+++ ENTRIES

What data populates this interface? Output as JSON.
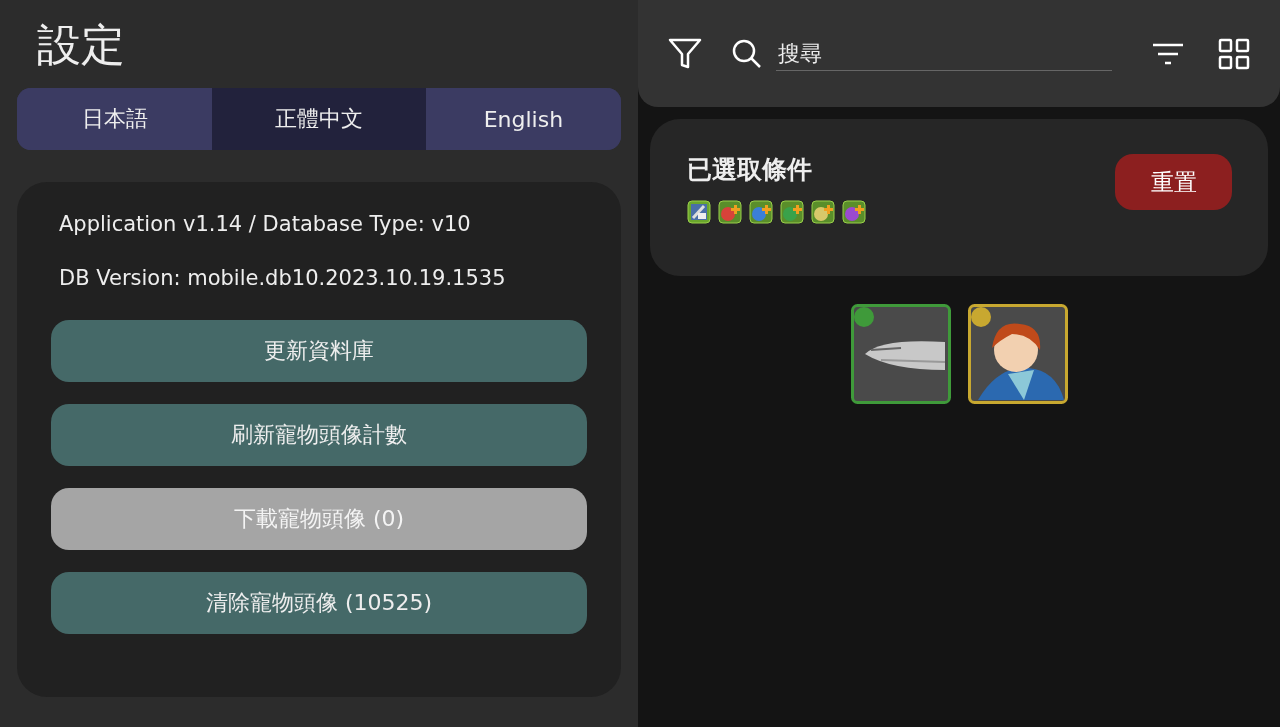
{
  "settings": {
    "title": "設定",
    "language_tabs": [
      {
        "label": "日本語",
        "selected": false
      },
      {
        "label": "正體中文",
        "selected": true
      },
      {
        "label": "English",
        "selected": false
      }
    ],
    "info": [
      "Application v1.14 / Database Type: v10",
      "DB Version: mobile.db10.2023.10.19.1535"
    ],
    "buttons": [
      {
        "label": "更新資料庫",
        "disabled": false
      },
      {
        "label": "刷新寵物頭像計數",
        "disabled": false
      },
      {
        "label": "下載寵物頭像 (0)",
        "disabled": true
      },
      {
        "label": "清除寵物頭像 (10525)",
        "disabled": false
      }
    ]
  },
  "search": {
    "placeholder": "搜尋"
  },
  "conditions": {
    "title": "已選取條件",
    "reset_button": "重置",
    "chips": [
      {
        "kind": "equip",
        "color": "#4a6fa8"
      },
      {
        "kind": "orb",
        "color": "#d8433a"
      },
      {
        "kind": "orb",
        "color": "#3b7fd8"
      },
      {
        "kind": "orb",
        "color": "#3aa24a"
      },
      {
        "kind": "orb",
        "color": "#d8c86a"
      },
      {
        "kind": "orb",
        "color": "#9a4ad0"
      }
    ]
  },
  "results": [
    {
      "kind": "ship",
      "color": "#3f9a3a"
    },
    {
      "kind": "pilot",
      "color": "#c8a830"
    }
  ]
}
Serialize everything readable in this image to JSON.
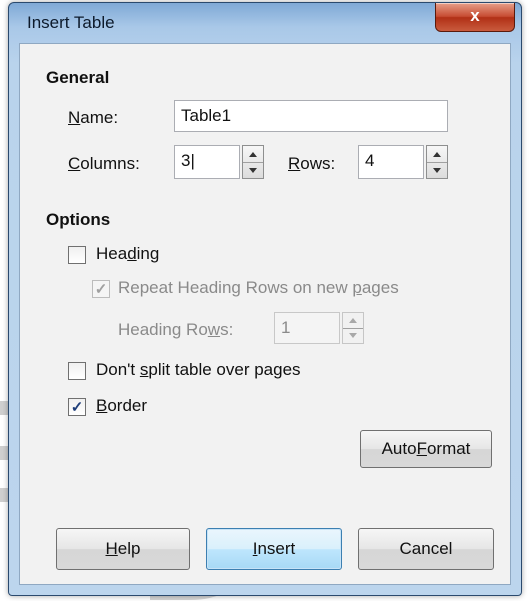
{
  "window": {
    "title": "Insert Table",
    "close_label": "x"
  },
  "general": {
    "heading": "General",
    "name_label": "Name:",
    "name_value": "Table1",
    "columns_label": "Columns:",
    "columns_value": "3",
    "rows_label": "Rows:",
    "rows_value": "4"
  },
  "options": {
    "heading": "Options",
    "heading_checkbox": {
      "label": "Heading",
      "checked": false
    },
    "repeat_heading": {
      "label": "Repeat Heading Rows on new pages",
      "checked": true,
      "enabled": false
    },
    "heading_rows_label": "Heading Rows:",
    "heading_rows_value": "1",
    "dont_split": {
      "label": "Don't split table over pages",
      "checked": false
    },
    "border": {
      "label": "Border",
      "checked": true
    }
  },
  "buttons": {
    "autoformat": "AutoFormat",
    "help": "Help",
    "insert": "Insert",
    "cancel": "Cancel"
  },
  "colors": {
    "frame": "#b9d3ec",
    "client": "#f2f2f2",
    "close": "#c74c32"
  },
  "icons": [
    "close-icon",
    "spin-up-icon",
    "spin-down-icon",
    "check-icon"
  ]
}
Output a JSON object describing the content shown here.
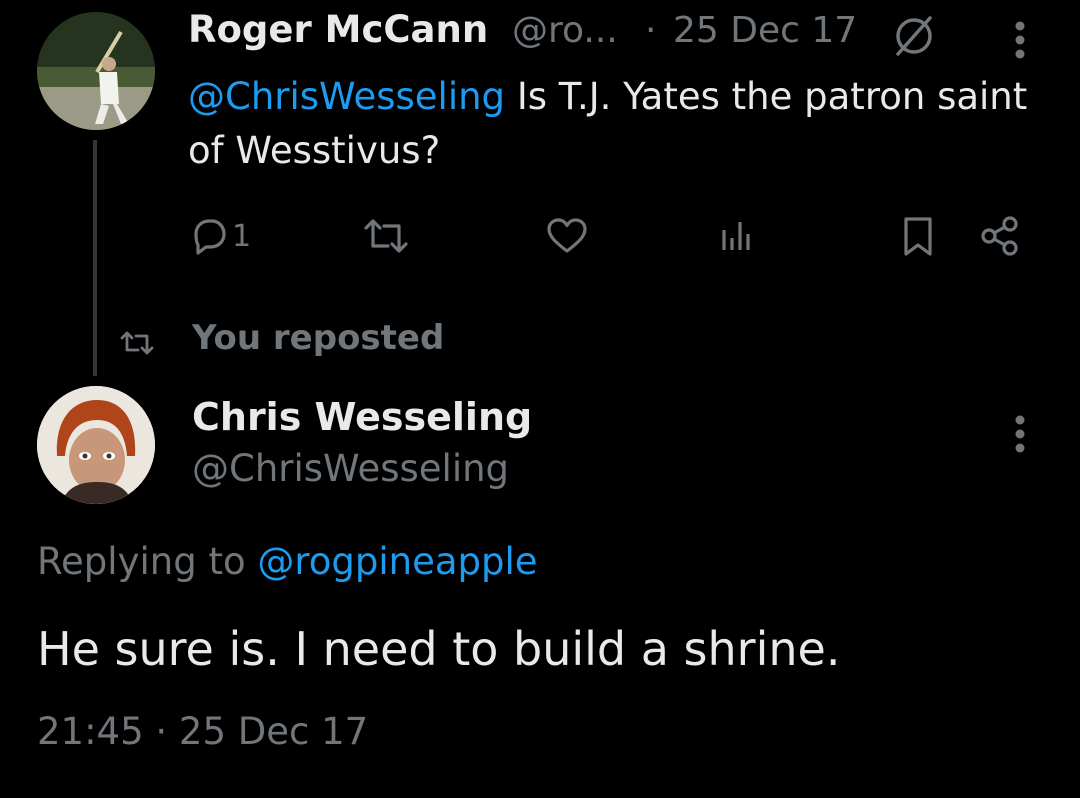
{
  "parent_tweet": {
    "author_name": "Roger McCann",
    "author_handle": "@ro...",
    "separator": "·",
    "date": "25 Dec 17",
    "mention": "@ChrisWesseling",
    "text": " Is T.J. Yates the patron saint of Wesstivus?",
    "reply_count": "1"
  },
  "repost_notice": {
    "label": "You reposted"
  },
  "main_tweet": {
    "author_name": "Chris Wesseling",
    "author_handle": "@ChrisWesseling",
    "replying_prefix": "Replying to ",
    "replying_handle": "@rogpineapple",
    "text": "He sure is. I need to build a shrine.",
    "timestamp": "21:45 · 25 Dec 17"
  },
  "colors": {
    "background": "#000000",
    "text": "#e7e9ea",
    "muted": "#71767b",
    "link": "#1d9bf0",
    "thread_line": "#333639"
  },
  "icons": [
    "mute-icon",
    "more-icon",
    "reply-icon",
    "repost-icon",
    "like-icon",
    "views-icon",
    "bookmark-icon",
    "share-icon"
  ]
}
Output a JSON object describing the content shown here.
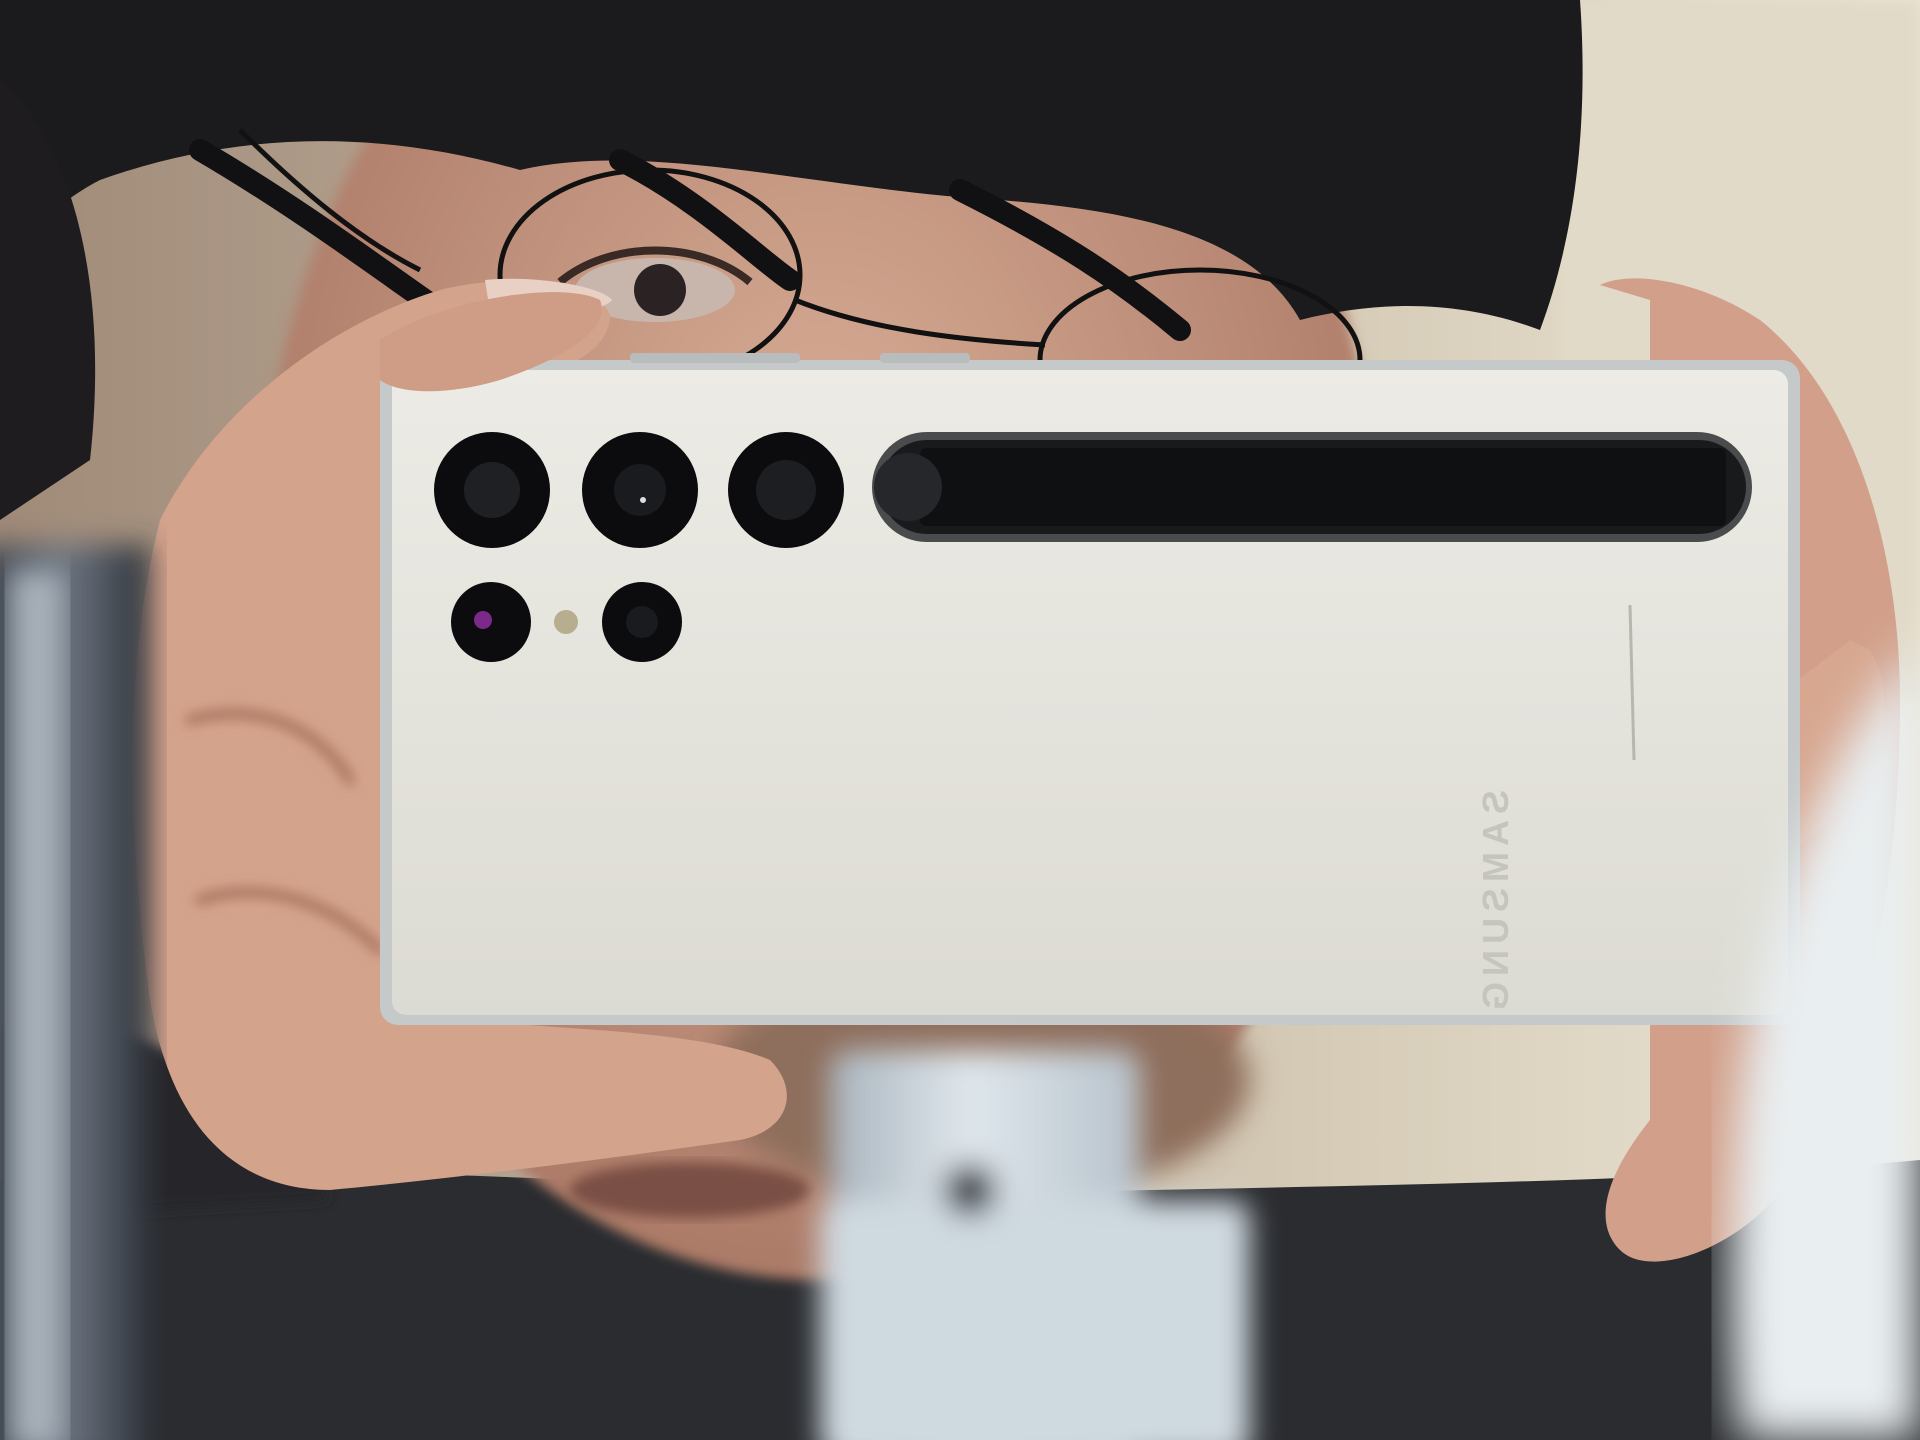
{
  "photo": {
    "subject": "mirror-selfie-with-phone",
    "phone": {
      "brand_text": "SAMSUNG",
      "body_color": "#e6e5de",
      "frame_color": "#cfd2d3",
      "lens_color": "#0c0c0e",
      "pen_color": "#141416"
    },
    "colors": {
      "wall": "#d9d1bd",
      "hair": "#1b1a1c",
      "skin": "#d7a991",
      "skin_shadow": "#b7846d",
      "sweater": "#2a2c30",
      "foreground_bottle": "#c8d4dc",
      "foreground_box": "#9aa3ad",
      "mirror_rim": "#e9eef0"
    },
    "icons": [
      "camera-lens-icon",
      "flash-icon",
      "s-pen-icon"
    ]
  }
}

++++++

▶ OBJECTIVE
Give every record again exactly, apart from the pictures, which stay out.

▶ IN RESPONSE
What data populates this interface? Output as JSON.
{
  "settings": {
    "title": "設定",
    "language_tabs": [
      {
        "label": "日本語",
        "selected": false
      },
      {
        "label": "正體中文",
        "selected": true
      },
      {
        "label": "English",
        "selected": false
      }
    ],
    "info": [
      "Application v1.14 / Database Type: v10",
      "DB Version: mobile.db10.2023.10.19.1535"
    ],
    "buttons": [
      {
        "label": "更新資料庫",
        "disabled": false
      },
      {
        "label": "刷新寵物頭像計數",
        "disabled": false
      },
      {
        "label": "下載寵物頭像 (0)",
        "disabled": true
      },
      {
        "label": "清除寵物頭像 (10525)",
        "disabled": false
      }
    ]
  },
  "search": {
    "placeholder": "搜尋"
  },
  "conditions": {
    "title": "已選取條件",
    "reset_button": "重置",
    "chips": [
      {
        "kind": "equip",
        "color": "#4a6fa8"
      },
      {
        "kind": "orb",
        "color": "#d8433a"
      },
      {
        "kind": "orb",
        "color": "#3b7fd8"
      },
      {
        "kind": "orb",
        "color": "#3aa24a"
      },
      {
        "kind": "orb",
        "color": "#d8c86a"
      },
      {
        "kind": "orb",
        "color": "#9a4ad0"
      }
    ]
  },
  "results": [
    {
      "kind": "ship",
      "color": "#3f9a3a"
    },
    {
      "kind": "pilot",
      "color": "#c8a830"
    }
  ]
}
Serialize everything readable in this image to JSON.
{
  "window": {
    "title": "Insert Table",
    "close_label": "x"
  },
  "general": {
    "heading": "General",
    "name_label": "Name:",
    "name_value": "Table1",
    "columns_label": "Columns:",
    "columns_value": "3",
    "rows_label": "Rows:",
    "rows_value": "4"
  },
  "options": {
    "heading": "Options",
    "heading_checkbox": {
      "label": "Heading",
      "checked": false
    },
    "repeat_heading": {
      "label": "Repeat Heading Rows on new pages",
      "checked": true,
      "enabled": false
    },
    "heading_rows_label": "Heading Rows:",
    "heading_rows_value": "1",
    "dont_split": {
      "label": "Don't split table over pages",
      "checked": false
    },
    "border": {
      "label": "Border",
      "checked": true
    }
  },
  "buttons": {
    "autoformat": "AutoFormat",
    "help": "Help",
    "insert": "Insert",
    "cancel": "Cancel"
  },
  "colors": {
    "frame": "#b9d3ec",
    "client": "#f2f2f2",
    "close": "#c74c32"
  },
  "icons": [
    "close-icon",
    "spin-up-icon",
    "spin-down-icon",
    "check-icon"
  ]
}
Output a JSON object describing the content shown here.
{
  "parent_tweet": {
    "author_name": "Roger McCann",
    "author_handle": "@ro...",
    "separator": "·",
    "date": "25 Dec 17",
    "mention": "@ChrisWesseling",
    "text": " Is T.J. Yates the patron saint of Wesstivus?",
    "reply_count": "1"
  },
  "repost_notice": {
    "label": "You reposted"
  },
  "main_tweet": {
    "author_name": "Chris Wesseling",
    "author_handle": "@ChrisWesseling",
    "replying_prefix": "Replying to ",
    "replying_handle": "@rogpineapple",
    "text": "He sure is. I need to build a shrine.",
    "timestamp": "21:45 · 25 Dec 17"
  },
  "colors": {
    "background": "#000000",
    "text": "#e7e9ea",
    "muted": "#71767b",
    "link": "#1d9bf0",
    "thread_line": "#333639"
  },
  "icons": [
    "mute-icon",
    "more-icon",
    "reply-icon",
    "repost-icon",
    "like-icon",
    "views-icon",
    "bookmark-icon",
    "share-icon"
  ]
}
Output a JSON object describing the content shown here.
{
  "photo": {
    "subject": "mirror-selfie-with-phone",
    "phone": {
      "brand_text": "SAMSUNG",
      "body_color": "#e6e5de",
      "frame_color": "#cfd2d3",
      "lens_color": "#0c0c0e",
      "pen_color": "#141416"
    },
    "colors": {
      "wall": "#d9d1bd",
      "hair": "#1b1a1c",
      "skin": "#d7a991",
      "skin_shadow": "#b7846d",
      "sweater": "#2a2c30",
      "foreground_bottle": "#c8d4dc",
      "foreground_box": "#9aa3ad",
      "mirror_rim": "#e9eef0"
    },
    "icons": [
      "camera-lens-icon",
      "flash-icon",
      "s-pen-icon"
    ]
  }
}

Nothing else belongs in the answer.